*What the task requires*: Lift out each line of the data that holds "tomorrow".

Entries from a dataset
══════════════════════════════

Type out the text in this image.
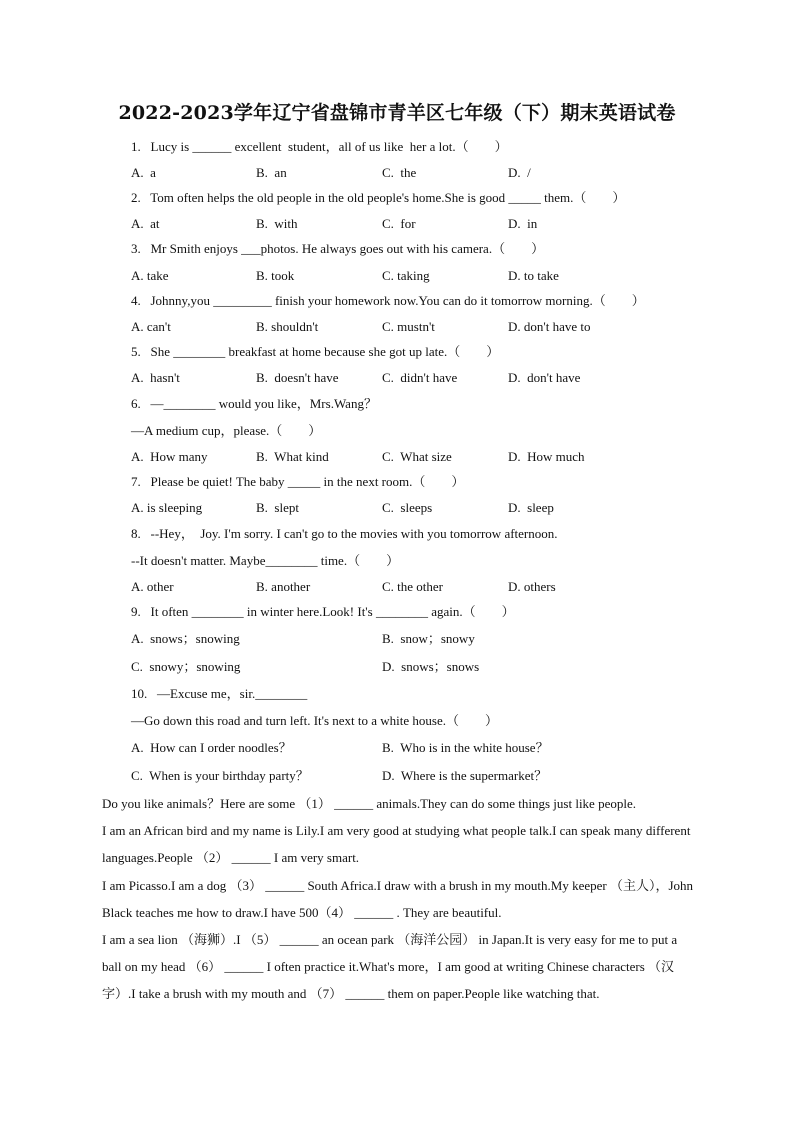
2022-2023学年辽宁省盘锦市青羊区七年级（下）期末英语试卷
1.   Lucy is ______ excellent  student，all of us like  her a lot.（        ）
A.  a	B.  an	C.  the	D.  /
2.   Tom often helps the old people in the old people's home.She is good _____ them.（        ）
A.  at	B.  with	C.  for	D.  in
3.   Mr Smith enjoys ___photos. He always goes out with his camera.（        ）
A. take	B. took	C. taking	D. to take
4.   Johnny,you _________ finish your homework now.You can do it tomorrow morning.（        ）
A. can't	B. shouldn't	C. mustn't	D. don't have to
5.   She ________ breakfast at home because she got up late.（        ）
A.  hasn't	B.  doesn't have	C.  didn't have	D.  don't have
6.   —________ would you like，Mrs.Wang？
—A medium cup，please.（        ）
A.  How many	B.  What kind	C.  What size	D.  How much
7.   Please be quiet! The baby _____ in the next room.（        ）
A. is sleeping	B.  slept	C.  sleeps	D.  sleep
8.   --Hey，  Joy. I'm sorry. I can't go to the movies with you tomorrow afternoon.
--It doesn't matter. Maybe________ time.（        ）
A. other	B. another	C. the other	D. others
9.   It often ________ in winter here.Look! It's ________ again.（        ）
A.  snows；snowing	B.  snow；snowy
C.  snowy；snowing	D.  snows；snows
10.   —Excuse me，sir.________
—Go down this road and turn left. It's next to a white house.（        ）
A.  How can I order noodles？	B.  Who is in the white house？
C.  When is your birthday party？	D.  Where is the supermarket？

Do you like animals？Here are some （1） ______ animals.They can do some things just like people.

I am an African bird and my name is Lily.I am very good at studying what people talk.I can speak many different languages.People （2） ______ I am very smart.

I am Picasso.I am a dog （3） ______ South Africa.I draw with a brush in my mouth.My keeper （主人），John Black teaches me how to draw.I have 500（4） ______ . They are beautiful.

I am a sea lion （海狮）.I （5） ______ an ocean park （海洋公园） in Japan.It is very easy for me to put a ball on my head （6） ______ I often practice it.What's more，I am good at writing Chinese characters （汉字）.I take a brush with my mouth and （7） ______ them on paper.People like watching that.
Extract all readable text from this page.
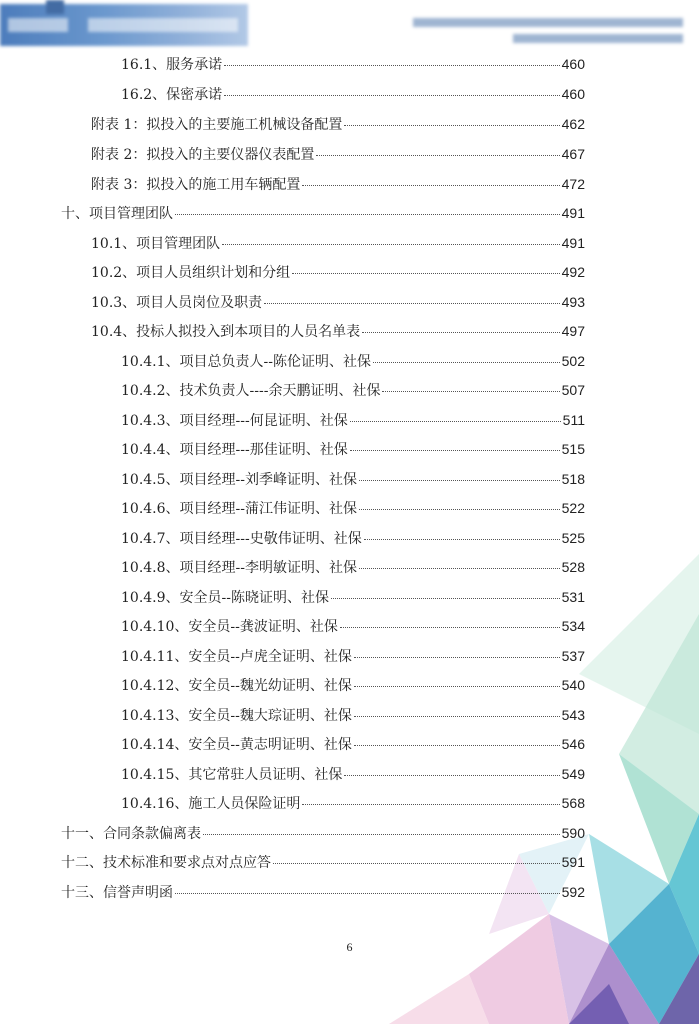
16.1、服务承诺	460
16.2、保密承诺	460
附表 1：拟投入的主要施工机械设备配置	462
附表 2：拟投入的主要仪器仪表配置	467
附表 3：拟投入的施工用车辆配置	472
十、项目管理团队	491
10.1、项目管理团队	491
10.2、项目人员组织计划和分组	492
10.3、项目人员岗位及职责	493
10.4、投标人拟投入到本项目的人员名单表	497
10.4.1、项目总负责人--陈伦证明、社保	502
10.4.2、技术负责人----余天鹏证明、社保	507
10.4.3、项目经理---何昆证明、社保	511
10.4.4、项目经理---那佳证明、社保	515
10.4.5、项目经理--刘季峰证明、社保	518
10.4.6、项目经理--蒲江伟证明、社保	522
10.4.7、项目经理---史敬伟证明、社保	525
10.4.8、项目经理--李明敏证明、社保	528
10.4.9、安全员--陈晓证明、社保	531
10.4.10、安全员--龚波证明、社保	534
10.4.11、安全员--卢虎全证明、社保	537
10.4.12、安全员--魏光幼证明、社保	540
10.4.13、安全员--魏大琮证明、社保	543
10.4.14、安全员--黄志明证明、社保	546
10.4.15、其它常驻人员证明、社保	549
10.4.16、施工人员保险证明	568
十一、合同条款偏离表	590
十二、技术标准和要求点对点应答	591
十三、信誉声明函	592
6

══════════════════════════════

*Output for this task*:
4.   Johnny,you _________ finish your homework now.You can do it tomorrow morning.（        ）
8.   --Hey，  Joy. I'm sorry. I can't go to the movies with you tomorrow afternoon.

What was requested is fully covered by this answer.